As a ten year old moving to the United States from India, I suddenly found myself in a cultural clash of two totally different worlds. I was taken aback by how different everything seemed in Houston from back home. It was not long before I realized just how different I was too. All I wanted then was to assimilate into the American society. I longed to fit in with everyone else in my middle school and be acknowledged by my peers as one of their own.

Insecurity and the desire to fit in are probably true for most teenagers, but my quest for acceptance extended beyond just wearing popular brands of clothing or hanging out with the ‘cool’ kids. I hated how I spoke, the way my words came out, pronunciations heavily enunciated with my Indian accent, and I despised my frizzy black hair that stood out in a crowd. I dreaded the moment a teacher would pick on me, and I would have to answer a question in front of the whole class. I even tried to dress and act like the rest of my friends did. However, no matter how hard I tried, I could not be this idealized image of myself that I felt everyone would accept. I could only be me, the real version of it.

In time, I came to acknowledge, even treasure, the differences in me that made me stand out from others. I came to love my hair and after a while, my accent disappeared by itself. I may not be from the same part of the world as my friends are, but where I come from is a fundamental part of who I am. Being comfortable in my own skin gave me the strength to put myself out there more and not be afraid to be the first one to start a conversation with a classmate. When I stopped hiding under a cloak of pretension and started to expose more of myself to people, I ended up forming many new relationships and friendships that I was so close to never finding.

+---+

YOUR GOAL
Set down verbatim the stretch of the essay on moving from India to the United States from "Insecurity and the" through "version of it.".

Records from a dataset:
+---+

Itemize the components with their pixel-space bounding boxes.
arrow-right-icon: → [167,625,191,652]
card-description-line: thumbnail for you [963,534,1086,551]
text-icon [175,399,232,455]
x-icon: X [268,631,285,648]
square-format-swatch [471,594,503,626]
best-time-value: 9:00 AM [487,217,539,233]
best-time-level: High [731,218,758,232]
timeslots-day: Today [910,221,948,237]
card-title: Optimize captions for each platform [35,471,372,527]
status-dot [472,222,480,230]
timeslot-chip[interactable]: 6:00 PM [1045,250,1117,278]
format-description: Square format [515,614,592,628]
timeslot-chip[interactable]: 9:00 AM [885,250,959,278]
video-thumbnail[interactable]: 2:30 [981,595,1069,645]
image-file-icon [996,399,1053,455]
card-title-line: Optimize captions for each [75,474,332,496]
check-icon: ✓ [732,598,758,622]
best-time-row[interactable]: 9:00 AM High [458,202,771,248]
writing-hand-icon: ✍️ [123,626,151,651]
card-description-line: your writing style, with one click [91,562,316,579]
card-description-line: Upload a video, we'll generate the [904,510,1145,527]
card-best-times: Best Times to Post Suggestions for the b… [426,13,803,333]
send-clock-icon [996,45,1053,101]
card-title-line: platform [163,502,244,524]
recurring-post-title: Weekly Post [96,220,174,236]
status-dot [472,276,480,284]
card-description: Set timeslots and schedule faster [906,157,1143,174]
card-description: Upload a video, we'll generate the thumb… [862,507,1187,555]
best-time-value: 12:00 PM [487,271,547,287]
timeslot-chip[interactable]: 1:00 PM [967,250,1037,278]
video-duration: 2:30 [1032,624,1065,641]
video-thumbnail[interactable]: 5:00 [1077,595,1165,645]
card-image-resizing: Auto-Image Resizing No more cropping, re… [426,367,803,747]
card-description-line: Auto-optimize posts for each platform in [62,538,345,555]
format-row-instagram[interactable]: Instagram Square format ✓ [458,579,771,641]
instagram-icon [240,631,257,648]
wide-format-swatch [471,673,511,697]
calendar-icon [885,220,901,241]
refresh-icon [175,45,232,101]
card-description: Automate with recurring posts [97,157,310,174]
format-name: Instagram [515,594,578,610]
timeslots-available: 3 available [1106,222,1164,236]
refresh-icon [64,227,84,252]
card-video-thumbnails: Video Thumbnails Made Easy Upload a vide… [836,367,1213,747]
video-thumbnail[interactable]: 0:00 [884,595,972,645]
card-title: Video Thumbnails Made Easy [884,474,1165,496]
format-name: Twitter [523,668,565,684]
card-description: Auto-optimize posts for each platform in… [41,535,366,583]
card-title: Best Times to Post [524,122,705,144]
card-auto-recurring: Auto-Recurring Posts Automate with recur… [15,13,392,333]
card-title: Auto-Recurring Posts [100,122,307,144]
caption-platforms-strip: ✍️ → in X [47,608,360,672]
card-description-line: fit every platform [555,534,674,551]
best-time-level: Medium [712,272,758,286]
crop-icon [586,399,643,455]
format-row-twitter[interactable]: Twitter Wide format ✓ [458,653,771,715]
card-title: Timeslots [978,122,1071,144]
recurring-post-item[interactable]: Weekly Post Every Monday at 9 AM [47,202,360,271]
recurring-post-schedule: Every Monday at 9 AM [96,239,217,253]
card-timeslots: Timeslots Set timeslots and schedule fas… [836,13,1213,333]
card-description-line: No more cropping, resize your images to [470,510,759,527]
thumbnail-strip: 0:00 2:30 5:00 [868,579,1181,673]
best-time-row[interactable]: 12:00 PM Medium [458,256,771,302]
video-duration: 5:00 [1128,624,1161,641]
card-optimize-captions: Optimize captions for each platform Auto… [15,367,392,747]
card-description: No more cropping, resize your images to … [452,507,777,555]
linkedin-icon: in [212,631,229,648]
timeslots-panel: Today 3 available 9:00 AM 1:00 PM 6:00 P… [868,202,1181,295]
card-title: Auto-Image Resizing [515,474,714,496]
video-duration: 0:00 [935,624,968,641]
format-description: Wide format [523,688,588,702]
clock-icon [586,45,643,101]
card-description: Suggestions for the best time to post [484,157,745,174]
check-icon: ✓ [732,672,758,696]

+---+

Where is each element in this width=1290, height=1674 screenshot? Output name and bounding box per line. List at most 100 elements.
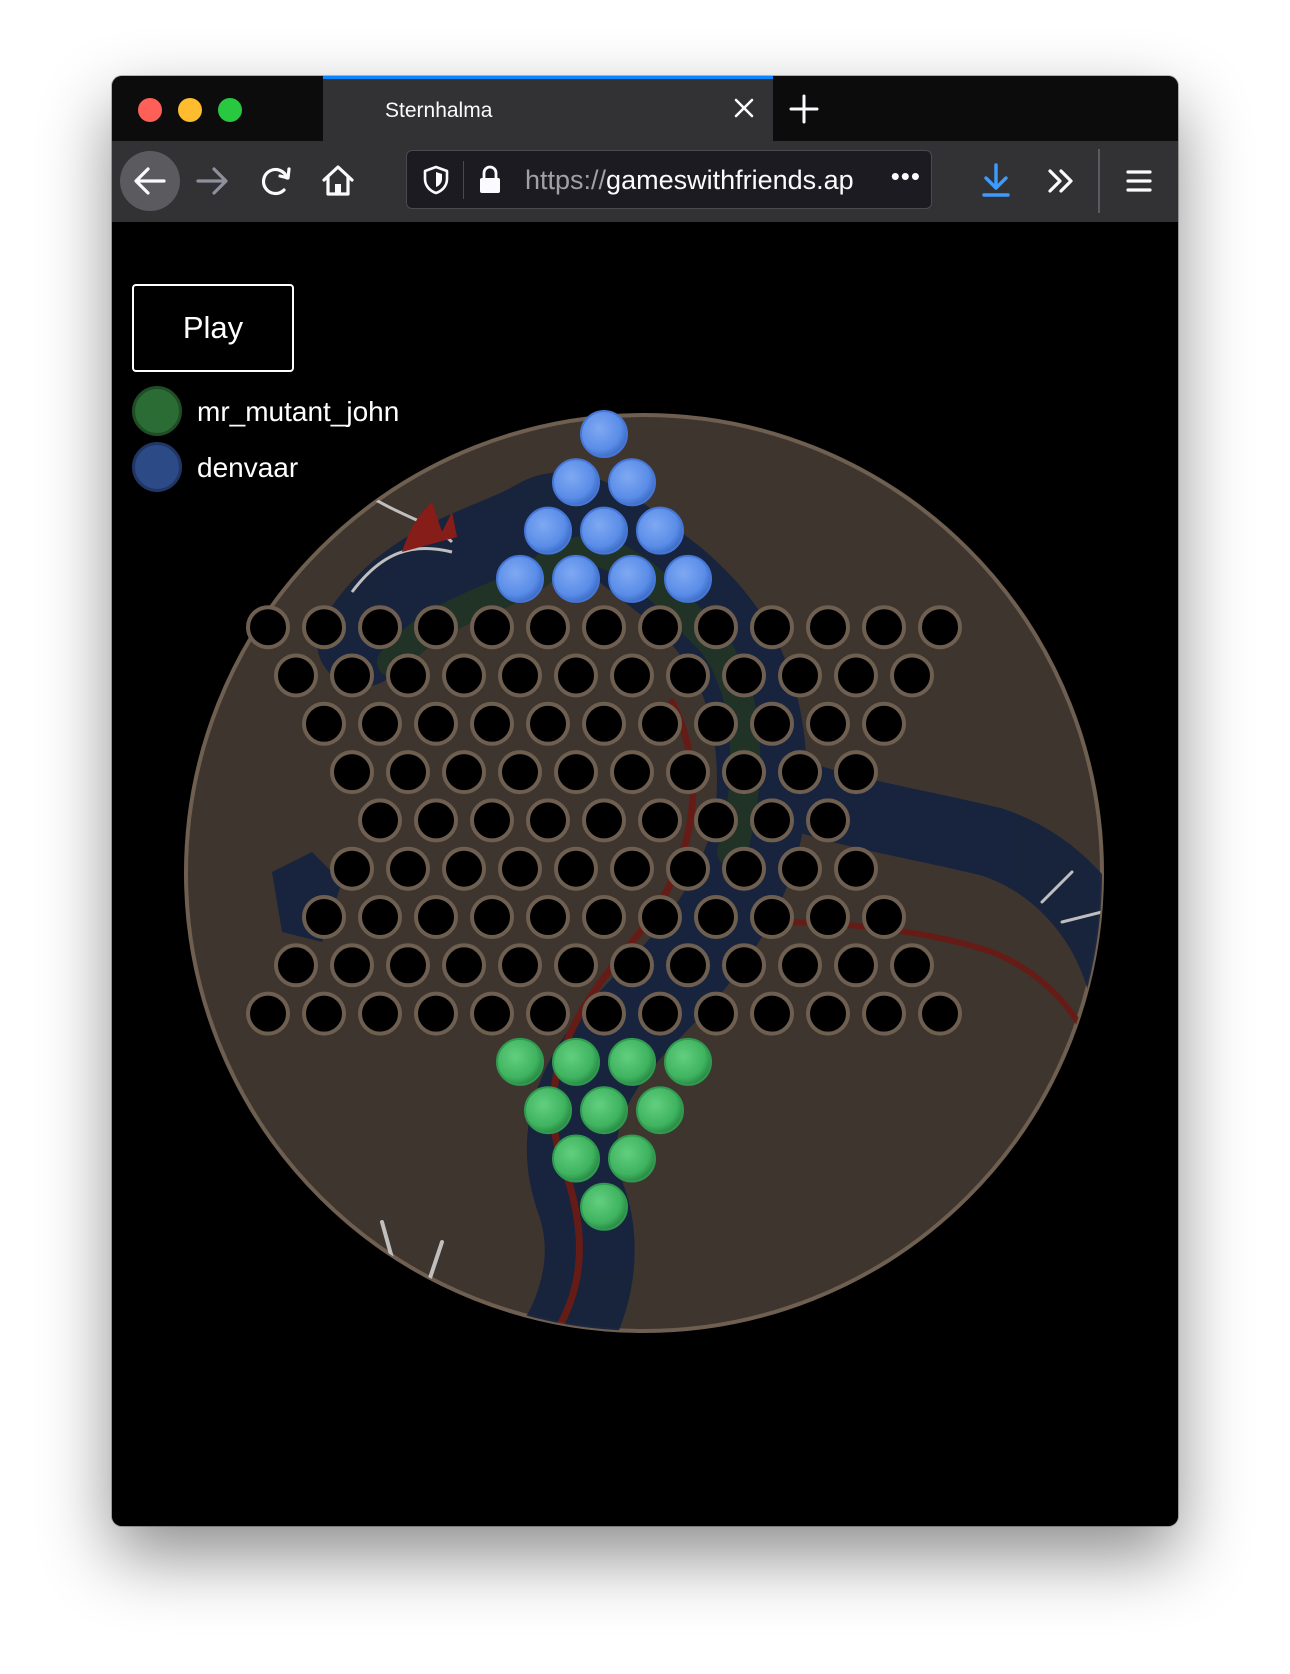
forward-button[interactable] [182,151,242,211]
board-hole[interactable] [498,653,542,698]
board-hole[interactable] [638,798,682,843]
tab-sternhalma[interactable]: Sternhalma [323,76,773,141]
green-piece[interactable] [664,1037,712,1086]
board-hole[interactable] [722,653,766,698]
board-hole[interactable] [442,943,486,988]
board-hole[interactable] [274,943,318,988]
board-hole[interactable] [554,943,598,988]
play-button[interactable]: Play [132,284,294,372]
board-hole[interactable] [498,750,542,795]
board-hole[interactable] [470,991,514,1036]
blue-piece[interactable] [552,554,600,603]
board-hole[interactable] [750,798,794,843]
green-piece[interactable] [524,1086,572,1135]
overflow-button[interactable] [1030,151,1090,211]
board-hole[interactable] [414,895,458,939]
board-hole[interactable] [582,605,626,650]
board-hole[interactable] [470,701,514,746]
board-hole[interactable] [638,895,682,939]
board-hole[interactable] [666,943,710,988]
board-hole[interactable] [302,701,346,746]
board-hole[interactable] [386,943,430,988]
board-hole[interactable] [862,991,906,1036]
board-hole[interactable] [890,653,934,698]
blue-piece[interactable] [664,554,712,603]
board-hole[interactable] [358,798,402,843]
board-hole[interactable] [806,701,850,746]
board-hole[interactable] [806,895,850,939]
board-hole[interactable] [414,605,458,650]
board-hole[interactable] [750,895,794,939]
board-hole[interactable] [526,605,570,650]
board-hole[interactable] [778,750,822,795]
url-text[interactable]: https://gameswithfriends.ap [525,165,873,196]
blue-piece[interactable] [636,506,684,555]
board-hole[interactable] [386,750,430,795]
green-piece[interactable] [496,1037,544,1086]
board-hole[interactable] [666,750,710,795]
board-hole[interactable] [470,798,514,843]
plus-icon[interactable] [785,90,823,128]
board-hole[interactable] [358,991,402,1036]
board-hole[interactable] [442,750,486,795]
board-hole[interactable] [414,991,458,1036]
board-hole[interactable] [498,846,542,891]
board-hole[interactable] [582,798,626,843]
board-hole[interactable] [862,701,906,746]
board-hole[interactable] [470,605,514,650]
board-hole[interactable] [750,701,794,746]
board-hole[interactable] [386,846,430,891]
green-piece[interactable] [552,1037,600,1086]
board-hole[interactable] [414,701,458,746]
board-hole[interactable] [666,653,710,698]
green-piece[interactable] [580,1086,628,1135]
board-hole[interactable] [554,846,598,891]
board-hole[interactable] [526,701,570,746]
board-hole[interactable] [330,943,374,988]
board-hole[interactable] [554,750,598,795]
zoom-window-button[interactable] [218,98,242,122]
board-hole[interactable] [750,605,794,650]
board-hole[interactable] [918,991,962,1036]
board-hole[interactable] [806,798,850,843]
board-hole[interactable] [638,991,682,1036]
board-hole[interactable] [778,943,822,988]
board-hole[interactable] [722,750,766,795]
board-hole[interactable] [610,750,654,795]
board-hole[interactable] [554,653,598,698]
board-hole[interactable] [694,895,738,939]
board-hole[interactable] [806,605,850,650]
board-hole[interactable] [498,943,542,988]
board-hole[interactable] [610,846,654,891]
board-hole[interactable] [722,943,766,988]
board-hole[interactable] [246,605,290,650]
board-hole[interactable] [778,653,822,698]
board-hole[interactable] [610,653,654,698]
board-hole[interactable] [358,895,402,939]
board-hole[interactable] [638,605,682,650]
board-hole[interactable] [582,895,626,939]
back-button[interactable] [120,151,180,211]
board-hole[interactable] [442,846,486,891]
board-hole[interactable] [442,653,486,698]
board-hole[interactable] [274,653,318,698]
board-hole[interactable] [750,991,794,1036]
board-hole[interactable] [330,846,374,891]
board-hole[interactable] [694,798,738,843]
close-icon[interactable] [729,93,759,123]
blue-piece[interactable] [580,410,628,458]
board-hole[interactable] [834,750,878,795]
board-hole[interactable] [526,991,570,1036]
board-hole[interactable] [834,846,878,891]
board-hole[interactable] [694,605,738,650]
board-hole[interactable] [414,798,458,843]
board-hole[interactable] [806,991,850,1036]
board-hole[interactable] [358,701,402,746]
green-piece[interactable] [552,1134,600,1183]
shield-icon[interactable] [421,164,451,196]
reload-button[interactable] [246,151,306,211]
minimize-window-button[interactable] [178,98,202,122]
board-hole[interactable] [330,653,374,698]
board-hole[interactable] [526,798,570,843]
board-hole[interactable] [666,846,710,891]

+---+

CORRECT OUTPUT
Insecurity and the desire to fit in are probably true for most teenagers, but my quest for acceptance extended beyond just wearing popular brands of clothing or hanging out with the ‘cool’ kids. I hated how I spoke, the way my words came out, pronunciations heavily enunciated with my Indian accent, and I despised my frizzy black hair that stood out in a crowd. I dreaded the moment a teacher would pick on me, and I would have to answer a question in front of the whole class. I even tried to dress and act like the rest of my friends did. However, no matter how hard I tried, I could not be this idealized image of myself that I felt everyone would accept. I could only be me, the real version of it.